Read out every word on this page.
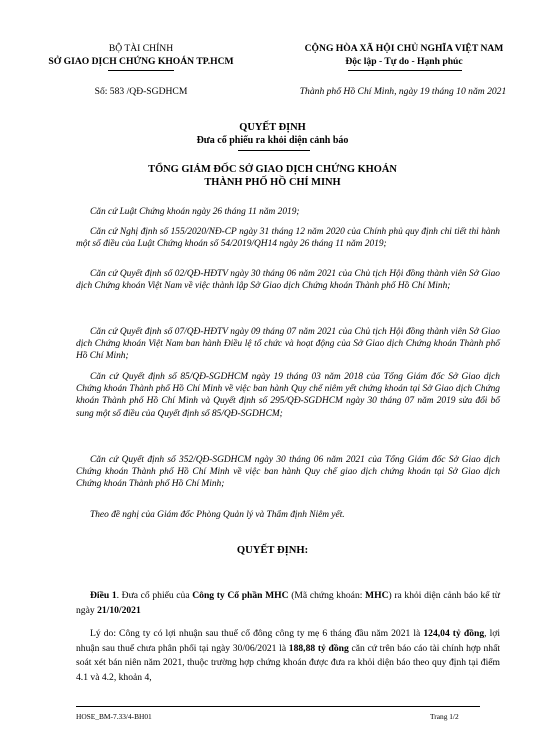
BỘ TÀI CHÍNH
SỞ GIAO DỊCH CHỨNG KHOÁN TP.HCM
Số: 583 /QĐ-SGDHCM
CỘNG HÒA XÃ HỘI CHỦ NGHĨA VIỆT NAM
Độc lập - Tự do - Hạnh phúc
Thành phố Hồ Chí Minh, ngày 19 tháng 10 năm 2021
QUYẾT ĐỊNH
Đưa cổ phiếu ra khỏi diện cảnh báo
TỔNG GIÁM ĐỐC SỞ GIAO DỊCH CHỨNG KHOÁN
THÀNH PHỐ HỒ CHÍ MINH
Căn cứ Luật Chứng khoán ngày 26 tháng 11 năm 2019;
Căn cứ Nghị định số 155/2020/NĐ-CP ngày 31 tháng 12 năm 2020 của Chính phủ quy định chi tiết thi hành một số điều của Luật Chứng khoán số 54/2019/QH14 ngày 26 tháng 11 năm 2019;
Căn cứ Quyết định số 02/QĐ-HĐTV ngày 30 tháng 06 năm 2021 của Chủ tịch Hội đồng thành viên Sở Giao dịch Chứng khoán Việt Nam về việc thành lập Sở Giao dịch Chứng khoán Thành phố Hồ Chí Minh;
Căn cứ Quyết định số 07/QĐ-HĐTV ngày 09 tháng 07 năm 2021 của Chủ tịch Hội đồng thành viên Sở Giao dịch Chứng khoán Việt Nam ban hành Điều lệ tổ chức và hoạt động của Sở Giao dịch Chứng khoán Thành phố Hồ Chí Minh;
Căn cứ Quyết định số 85/QĐ-SGDHCM ngày 19 tháng 03 năm 2018 của Tổng Giám đốc Sở Giao dịch Chứng khoán Thành phố Hồ Chí Minh về việc ban hành Quy chế niêm yết chứng khoán tại Sở Giao dịch Chứng khoán Thành phố Hồ Chí Minh và Quyết định số 295/QĐ-SGDHCM ngày 30 tháng 07 năm 2019 sửa đổi bổ sung một số điều của Quyết định số 85/QĐ-SGDHCM;
Căn cứ Quyết định số 352/QĐ-SGDHCM ngày 30 tháng 06 năm 2021 của Tổng Giám đốc Sở Giao dịch Chứng khoán Thành phố Hồ Chí Minh về việc ban hành Quy chế giao dịch chứng khoán tại Sở Giao dịch Chứng khoán Thành phố Hồ Chí Minh;
Theo đề nghị của Giám đốc Phòng Quản lý và Thẩm định Niêm yết.
QUYẾT ĐỊNH:
Điều 1. Đưa cổ phiếu của Công ty Cổ phần MHC (Mã chứng khoán: MHC) ra khỏi diện cảnh báo kể từ ngày 21/10/2021
Lý do: Công ty có lợi nhuận sau thuế cổ đông công ty mẹ 6 tháng đầu năm 2021 là 124,04 tỷ đồng, lợi nhuận sau thuế chưa phân phối tại ngày 30/06/2021 là 188,88 tỷ đồng căn cứ trên báo cáo tài chính hợp nhất soát xét bán niên năm 2021, thuộc trường hợp chứng khoán được đưa ra khỏi diện báo theo quy định tại điểm 4.1 và 4.2, khoản 4,
HOSE_BM-7.33/4-BH01	Trang 1/2
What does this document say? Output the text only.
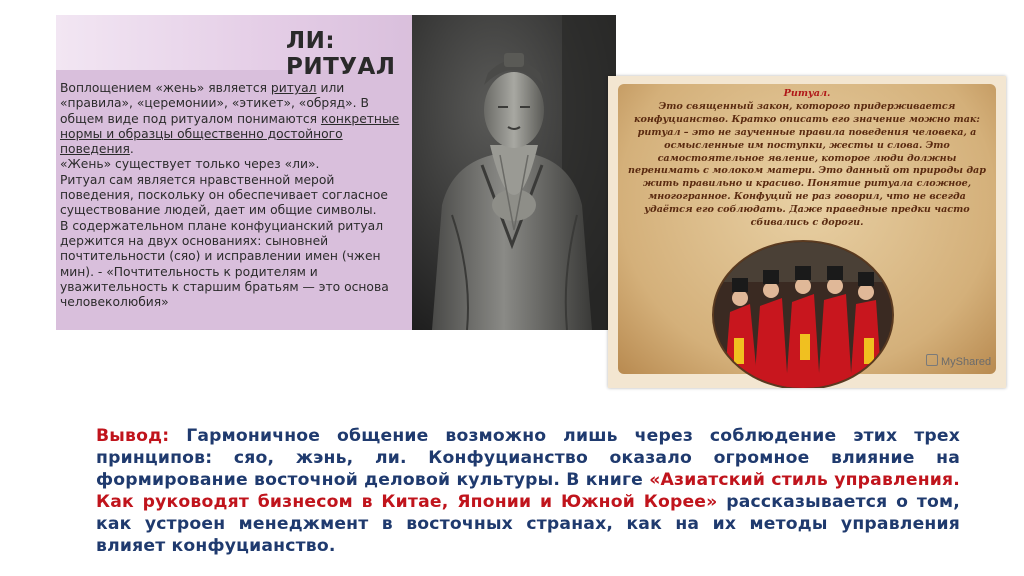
ЛИ: РИТУАЛ

Воплощением «жень» является ритуал или «правила», «церемонии», «этикет», «обряд». В общем виде под ритуалом понимаются конкретные нормы и образцы общественно достойного поведения.

«Жень» существует только через «ли».

Ритуал сам является нравственной мерой поведения, поскольку он обеспечивает согласное существование людей, дает им общие символы.

В содержательном плане конфуцианский ритуал держится на двух основаниях: сыновней почтительности (сяо) и исправлении имен (чжен мин). - «Почтительность к родителям и уважительность к старшим братьям — это основа человеколюбия»

Ритуал.
Это священный закон, которого придерживается конфуцианство. Кратко описать его значение можно так: ритуал – это не заученные правила поведения человека, а осмысленные им поступки, жесты и слова. Это самостоятельное явление, которое люди должны перенимать с молоком матери. Это данный от природы дар жить правильно и красиво. Понятие ритуала сложное, многогранное. Конфуций не раз говорил, что не всегда удаётся его соблюдать. Даже праведные предки часто сбивались с дороги.
MyShared
Вывод: Гармоничное общение возможно лишь через соблюдение этих трех принципов: сяо, жэнь, ли. Конфуцианство оказало огромное влияние на формирование восточной деловой культуры. В книге «Азиатский стиль управления. Как руководят бизнесом в Китае, Японии и Южной Корее» рассказывается о том, как устроен менеджмент в восточных странах, как на их методы управления влияет конфуцианство.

• Written task: Without including the pictures, return each record above exactly as it stands.

• Solved exercise:
Read out every word on this page.
BỘ TÀI CHÍNH
SỞ GIAO DỊCH CHỨNG KHOÁN TP.HCM
Số: 583 /QĐ-SGDHCM
CỘNG HÒA XÃ HỘI CHỦ NGHĨA VIỆT NAM
Độc lập - Tự do - Hạnh phúc
Thành phố Hồ Chí Minh, ngày 19 tháng 10 năm 2021
QUYẾT ĐỊNH
Đưa cổ phiếu ra khỏi diện cảnh báo
TỔNG GIÁM ĐỐC SỞ GIAO DỊCH CHỨNG KHOÁN
THÀNH PHỐ HỒ CHÍ MINH
Căn cứ Luật Chứng khoán ngày 26 tháng 11 năm 2019;
Căn cứ Nghị định số 155/2020/NĐ-CP ngày 31 tháng 12 năm 2020 của Chính phủ quy định chi tiết thi hành một số điều của Luật Chứng khoán số 54/2019/QH14 ngày 26 tháng 11 năm 2019;
Căn cứ Quyết định số 02/QĐ-HĐTV ngày 30 tháng 06 năm 2021 của Chủ tịch Hội đồng thành viên Sở Giao dịch Chứng khoán Việt Nam về việc thành lập Sở Giao dịch Chứng khoán Thành phố Hồ Chí Minh;
Căn cứ Quyết định số 07/QĐ-HĐTV ngày 09 tháng 07 năm 2021 của Chủ tịch Hội đồng thành viên Sở Giao dịch Chứng khoán Việt Nam ban hành Điều lệ tổ chức và hoạt động của Sở Giao dịch Chứng khoán Thành phố Hồ Chí Minh;
Căn cứ Quyết định số 85/QĐ-SGDHCM ngày 19 tháng 03 năm 2018 của Tổng Giám đốc Sở Giao dịch Chứng khoán Thành phố Hồ Chí Minh về việc ban hành Quy chế niêm yết chứng khoán tại Sở Giao dịch Chứng khoán Thành phố Hồ Chí Minh và Quyết định số 295/QĐ-SGDHCM ngày 30 tháng 07 năm 2019 sửa đổi bổ sung một số điều của Quyết định số 85/QĐ-SGDHCM;
Căn cứ Quyết định số 352/QĐ-SGDHCM ngày 30 tháng 06 năm 2021 của Tổng Giám đốc Sở Giao dịch Chứng khoán Thành phố Hồ Chí Minh về việc ban hành Quy chế giao dịch chứng khoán tại Sở Giao dịch Chứng khoán Thành phố Hồ Chí Minh;
Theo đề nghị của Giám đốc Phòng Quản lý và Thẩm định Niêm yết.
QUYẾT ĐỊNH:
Điều 1. Đưa cổ phiếu của Công ty Cổ phần MHC (Mã chứng khoán: MHC) ra khỏi diện cảnh báo kể từ ngày 21/10/2021
Lý do: Công ty có lợi nhuận sau thuế cổ đông công ty mẹ 6 tháng đầu năm 2021 là 124,04 tỷ đồng, lợi nhuận sau thuế chưa phân phối tại ngày 30/06/2021 là 188,88 tỷ đồng căn cứ trên báo cáo tài chính hợp nhất soát xét bán niên năm 2021, thuộc trường hợp chứng khoán được đưa ra khỏi diện báo theo quy định tại điểm 4.1 và 4.2, khoản 4,
HOSE_BM-7.33/4-BH01	Trang 1/2
What does this document say? Output the text only.
ЛИ: РИТУАЛ

Воплощением «жень» является ритуал или «правила», «церемонии», «этикет», «обряд». В общем виде под ритуалом понимаются конкретные нормы и образцы общественно достойного поведения.

«Жень» существует только через «ли».

Ритуал сам является нравственной мерой поведения, поскольку он обеспечивает согласное существование людей, дает им общие символы.

В содержательном плане конфуцианский ритуал держится на двух основаниях: сыновней почтительности (сяо) и исправлении имен (чжен мин). - «Почтительность к родителям и уважительность к старшим братьям — это основа человеколюбия»

Ритуал.
Это священный закон, которого придерживается конфуцианство. Кратко описать его значение можно так: ритуал – это не заученные правила поведения человека, а осмысленные им поступки, жесты и слова. Это самостоятельное явление, которое люди должны перенимать с молоком матери. Это данный от природы дар жить правильно и красиво. Понятие ритуала сложное, многогранное. Конфуций не раз говорил, что не всегда удаётся его соблюдать. Даже праведные предки часто сбивались с дороги.
MyShared
Вывод: Гармоничное общение возможно лишь через соблюдение этих трех принципов: сяо, жэнь, ли. Конфуцианство оказало огромное влияние на формирование восточной деловой культуры. В книге «Азиатский стиль управления. Как руководят бизнесом в Китае, Японии и Южной Корее» рассказывается о том, как устроен менеджмент в восточных странах, как на их методы управления влияет конфуцианство.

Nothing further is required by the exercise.